__STORED DATA__:
--------------------------------

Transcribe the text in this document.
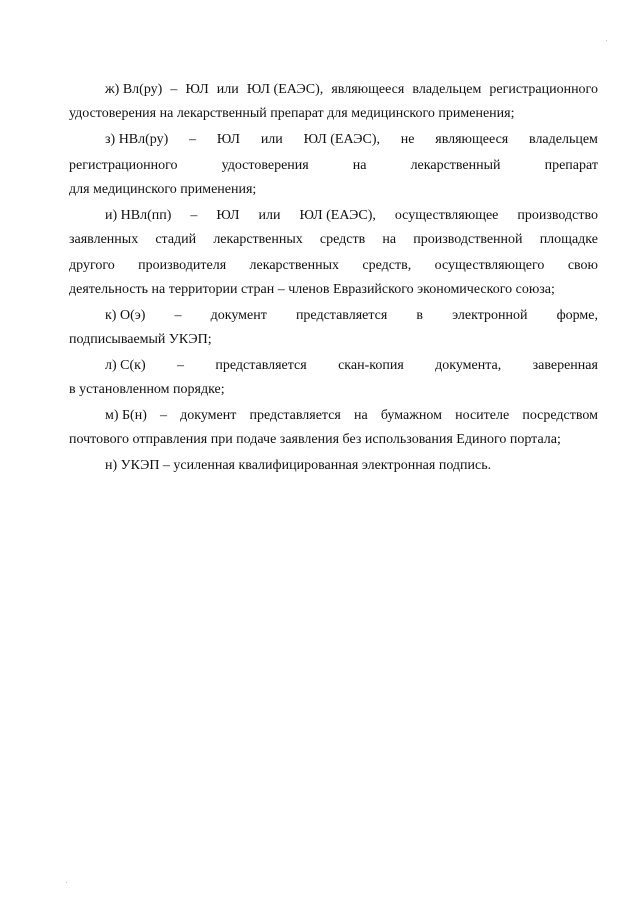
ж) Вл(ру) – ЮЛ или ЮЛ (ЕАЭС), являющееся владельцем регистрационного
удостоверения на лекарственный препарат для медицинского применения;
з) НВл(ру) – ЮЛ или ЮЛ (ЕАЭС), не являющееся владельцем
регистрационного	удостоверения	на	лекарственный	препарат
для медицинского применения;
и) НВл(пп) – ЮЛ или ЮЛ (ЕАЭС), осуществляющее производство
заявленных стадий лекарственных средств на производственной площадке
другого производителя лекарственных средств, осуществляющего свою
деятельность на территории стран – членов Евразийского экономического союза;
к) О(э) – документ представляется в электронной форме,
подписываемый УКЭП;
л) С(к) – представляется скан-копия документа, заверенная
в установленном порядке;
м) Б(н) – документ представляется на бумажном носителе посредством
почтового отправления при подаче заявления без использования Единого портала;
н) УКЭП – усиленная квалифицированная электронная подпись.
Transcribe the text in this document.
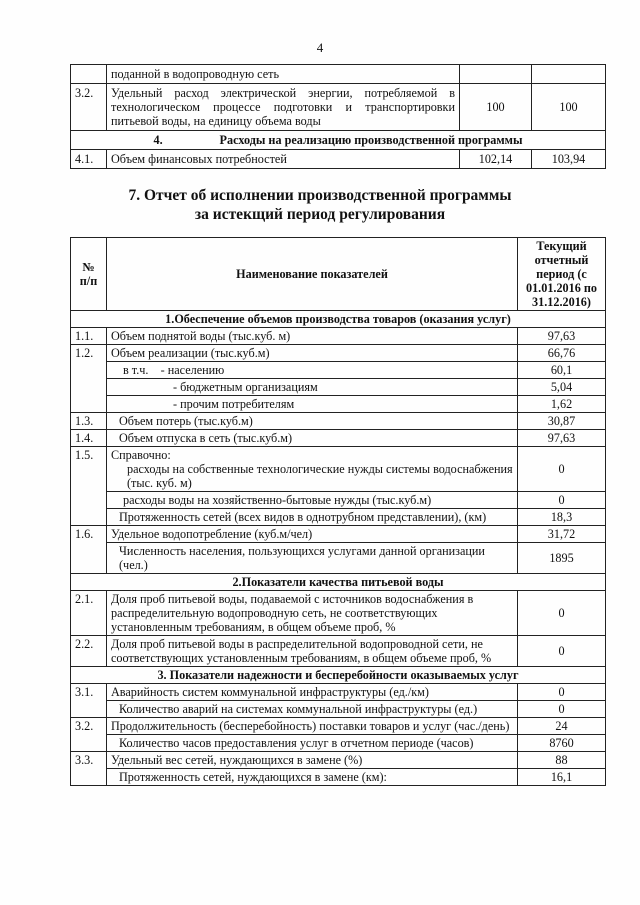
4
	поданной в водопроводную сеть		
3.2.	Удельный расход электрической энергии, потребляемой в технологическом процессе подготовки и транспортировки питьевой воды, на единицу объема воды	100	100
4. Расходы на реализацию производственной программы			
4.1.	Объем финансовых потребностей	102,14	103,94
7. Отчет об исполнении производственной программы
за истекщий период регулирования
№
п/п	Наименование показателей	Текущий отчетный период (с 01.01.2016 по 31.12.2016)
1.Обеспечение объемов производства товаров (оказания услуг)		
1.1.	Объем поднятой воды (тыс.куб. м)	97,63
1.2.	Объем реализации (тыс.куб.м)	66,76
	в т.ч.    - населению	60,1
	- бюджетным организациям	5,04
	- прочим потребителям	1,62
1.3.	Объем потерь (тыс.куб.м)	30,87
1.4.	Объем отпуска в сеть (тыс.куб.м)	97,63
1.5.	Справочно:
расходы на собственные технологические нужды системы водоснабжения (тыс. куб. м)	0
	расходы воды на хозяйственно-бытовые нужды (тыс.куб.м)	0
	Протяженность сетей (всех видов в однотрубном представлении), (км)	18,3
1.6.	Удельное водопотребление (куб.м/чел)	31,72
	Численность населения, пользующихся услугами данной организации (чел.)	1895
2.Показатели качества питьевой воды		
2.1.	Доля проб питьевой воды, подаваемой с источников водоснабжения в распределительную водопроводную сеть, не соответствующих установленным требованиям, в общем объеме проб, %	0
2.2.	Доля проб питьевой воды в распределительной водопроводной сети, не соответствующих установленным требованиям, в общем объеме проб, %	0
3. Показатели надежности и бесперебойности оказываемых услуг		
3.1.	Аварийность систем коммунальной инфраструктуры (ед./км)	0
	Количество аварий на системах коммунальной инфраструктуры (ед.)	0
3.2.	Продолжительность (бесперебойность) поставки товаров и услуг (час./день)	24
	Количество часов предоставления услуг в отчетном периоде (часов)	8760
3.3.	Удельный вес сетей, нуждающихся в замене (%)	88
	Протяженность сетей, нуждающихся в замене (км):	16,1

--------------------------------

__REQUIREMENT__:
Quote every record above exactly, leaving out the pictures.

__EXPECTED ANSWER__:
Transcribe the text in this document.
ж) Вл(ру) – ЮЛ или ЮЛ (ЕАЭС), являющееся владельцем регистрационного
удостоверения на лекарственный препарат для медицинского применения;
з) НВл(ру) – ЮЛ или ЮЛ (ЕАЭС), не являющееся владельцем
регистрационного	удостоверения	на	лекарственный	препарат
для медицинского применения;
и) НВл(пп) – ЮЛ или ЮЛ (ЕАЭС), осуществляющее производство
заявленных стадий лекарственных средств на производственной площадке
другого производителя лекарственных средств, осуществляющего свою
деятельность на территории стран – членов Евразийского экономического союза;
к) О(э) – документ представляется в электронной форме,
подписываемый УКЭП;
л) С(к) – представляется скан-копия документа, заверенная
в установленном порядке;
м) Б(н) – документ представляется на бумажном носителе посредством
почтового отправления при подаче заявления без использования Единого портала;
н) УКЭП – усиленная квалифицированная электронная подпись.
Transcribe the text in this document.
4
	поданной в водопроводную сеть		
3.2.	Удельный расход электрической энергии, потребляемой в технологическом процессе подготовки и транспортировки питьевой воды, на единицу объема воды	100	100
4. Расходы на реализацию производственной программы			
4.1.	Объем финансовых потребностей	102,14	103,94
7. Отчет об исполнении производственной программы
за истекщий период регулирования
№
п/п	Наименование показателей	Текущий отчетный период (с 01.01.2016 по 31.12.2016)
1.Обеспечение объемов производства товаров (оказания услуг)		
1.1.	Объем поднятой воды (тыс.куб. м)	97,63
1.2.	Объем реализации (тыс.куб.м)	66,76
	в т.ч.    - населению	60,1
	- бюджетным организациям	5,04
	- прочим потребителям	1,62
1.3.	Объем потерь (тыс.куб.м)	30,87
1.4.	Объем отпуска в сеть (тыс.куб.м)	97,63
1.5.	Справочно:
расходы на собственные технологические нужды системы водоснабжения (тыс. куб. м)	0
	расходы воды на хозяйственно-бытовые нужды (тыс.куб.м)	0
	Протяженность сетей (всех видов в однотрубном представлении), (км)	18,3
1.6.	Удельное водопотребление (куб.м/чел)	31,72
	Численность населения, пользующихся услугами данной организации (чел.)	1895
2.Показатели качества питьевой воды		
2.1.	Доля проб питьевой воды, подаваемой с источников водоснабжения в распределительную водопроводную сеть, не соответствующих установленным требованиям, в общем объеме проб, %	0
2.2.	Доля проб питьевой воды в распределительной водопроводной сети, не соответствующих установленным требованиям, в общем объеме проб, %	0
3. Показатели надежности и бесперебойности оказываемых услуг		
3.1.	Аварийность систем коммунальной инфраструктуры (ед./км)	0
	Количество аварий на системах коммунальной инфраструктуры (ед.)	0
3.2.	Продолжительность (бесперебойность) поставки товаров и услуг (час./день)	24
	Количество часов предоставления услуг в отчетном периоде (часов)	8760
3.3.	Удельный вес сетей, нуждающихся в замене (%)	88
	Протяженность сетей, нуждающихся в замене (км):	16,1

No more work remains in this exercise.